# [Supplied material]
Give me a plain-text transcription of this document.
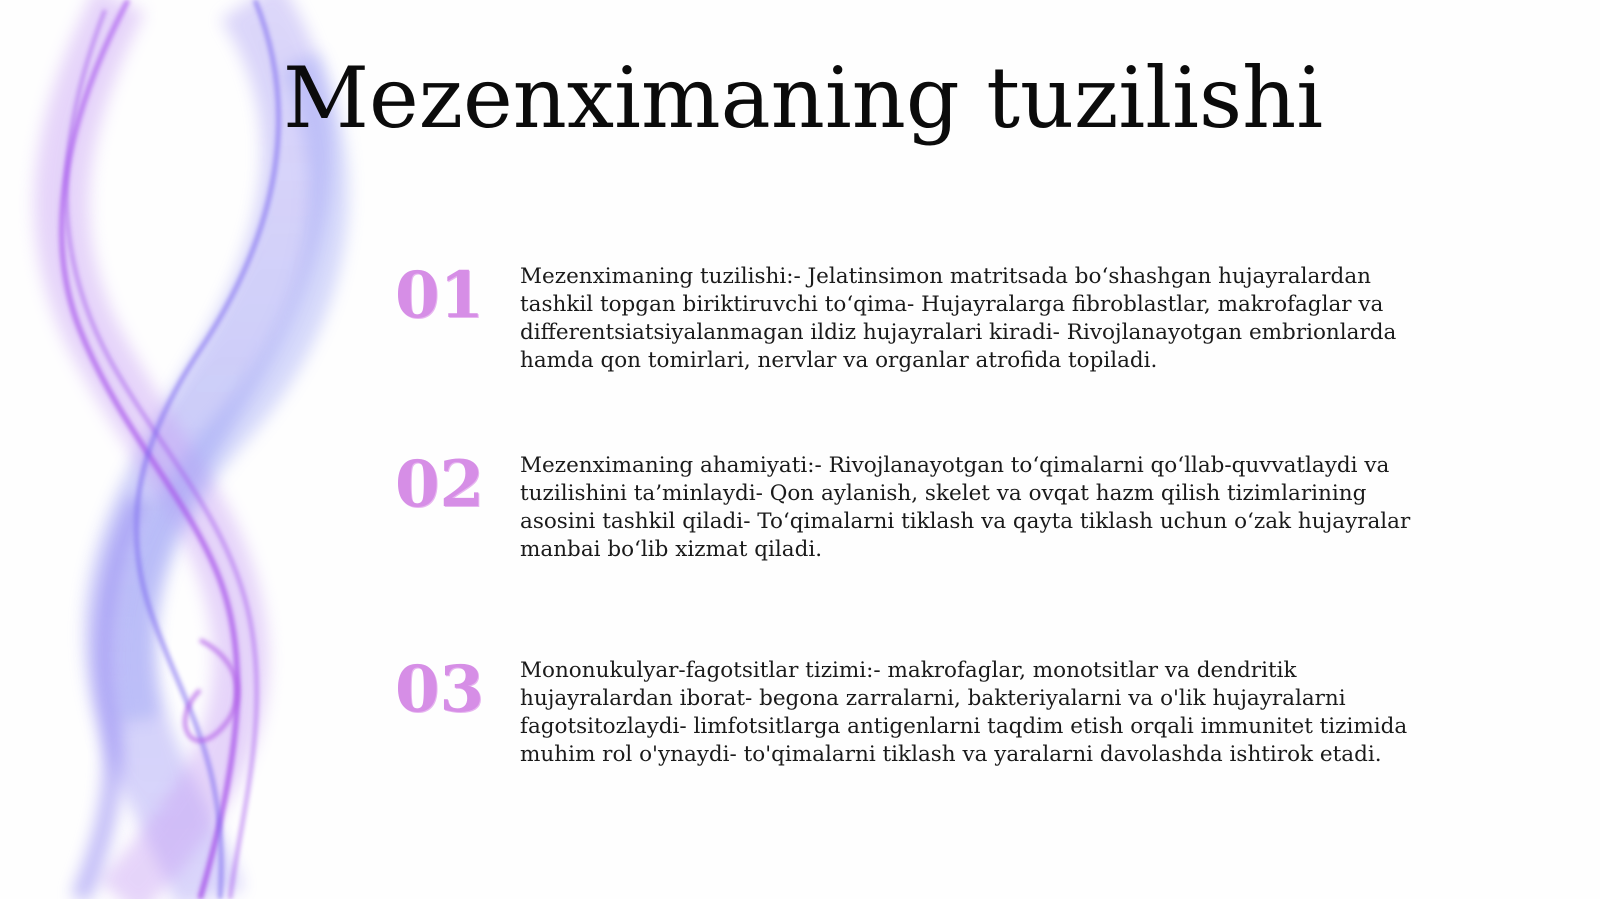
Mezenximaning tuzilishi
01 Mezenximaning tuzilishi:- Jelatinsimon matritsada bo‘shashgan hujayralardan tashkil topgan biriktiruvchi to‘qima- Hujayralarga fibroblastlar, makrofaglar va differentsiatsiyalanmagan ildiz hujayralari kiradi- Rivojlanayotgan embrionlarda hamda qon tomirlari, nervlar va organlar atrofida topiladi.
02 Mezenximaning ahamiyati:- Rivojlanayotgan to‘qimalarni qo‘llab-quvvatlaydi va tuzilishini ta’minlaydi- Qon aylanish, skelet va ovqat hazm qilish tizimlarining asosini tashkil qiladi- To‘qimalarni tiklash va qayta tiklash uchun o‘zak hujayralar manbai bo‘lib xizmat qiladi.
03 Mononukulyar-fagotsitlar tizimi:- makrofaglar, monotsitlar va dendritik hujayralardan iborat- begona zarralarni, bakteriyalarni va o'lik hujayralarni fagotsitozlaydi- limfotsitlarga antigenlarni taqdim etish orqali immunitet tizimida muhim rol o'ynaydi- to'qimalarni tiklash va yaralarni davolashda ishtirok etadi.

# [Exercise brief]
Quote all the records verbatim, dropping any pictures from your copy.

# [Solution]
Give me a plain-text transcription of this document.
Mezenximaning tuzilishi
01 Mezenximaning tuzilishi:- Jelatinsimon matritsada bo‘shashgan hujayralardan tashkil topgan biriktiruvchi to‘qima- Hujayralarga fibroblastlar, makrofaglar va differentsiatsiyalanmagan ildiz hujayralari kiradi- Rivojlanayotgan embrionlarda hamda qon tomirlari, nervlar va organlar atrofida topiladi.
02 Mezenximaning ahamiyati:- Rivojlanayotgan to‘qimalarni qo‘llab-quvvatlaydi va tuzilishini ta’minlaydi- Qon aylanish, skelet va ovqat hazm qilish tizimlarining asosini tashkil qiladi- To‘qimalarni tiklash va qayta tiklash uchun o‘zak hujayralar manbai bo‘lib xizmat qiladi.
03 Mononukulyar-fagotsitlar tizimi:- makrofaglar, monotsitlar va dendritik hujayralardan iborat- begona zarralarni, bakteriyalarni va o'lik hujayralarni fagotsitozlaydi- limfotsitlarga antigenlarni taqdim etish orqali immunitet tizimida muhim rol o'ynaydi- to'qimalarni tiklash va yaralarni davolashda ishtirok etadi.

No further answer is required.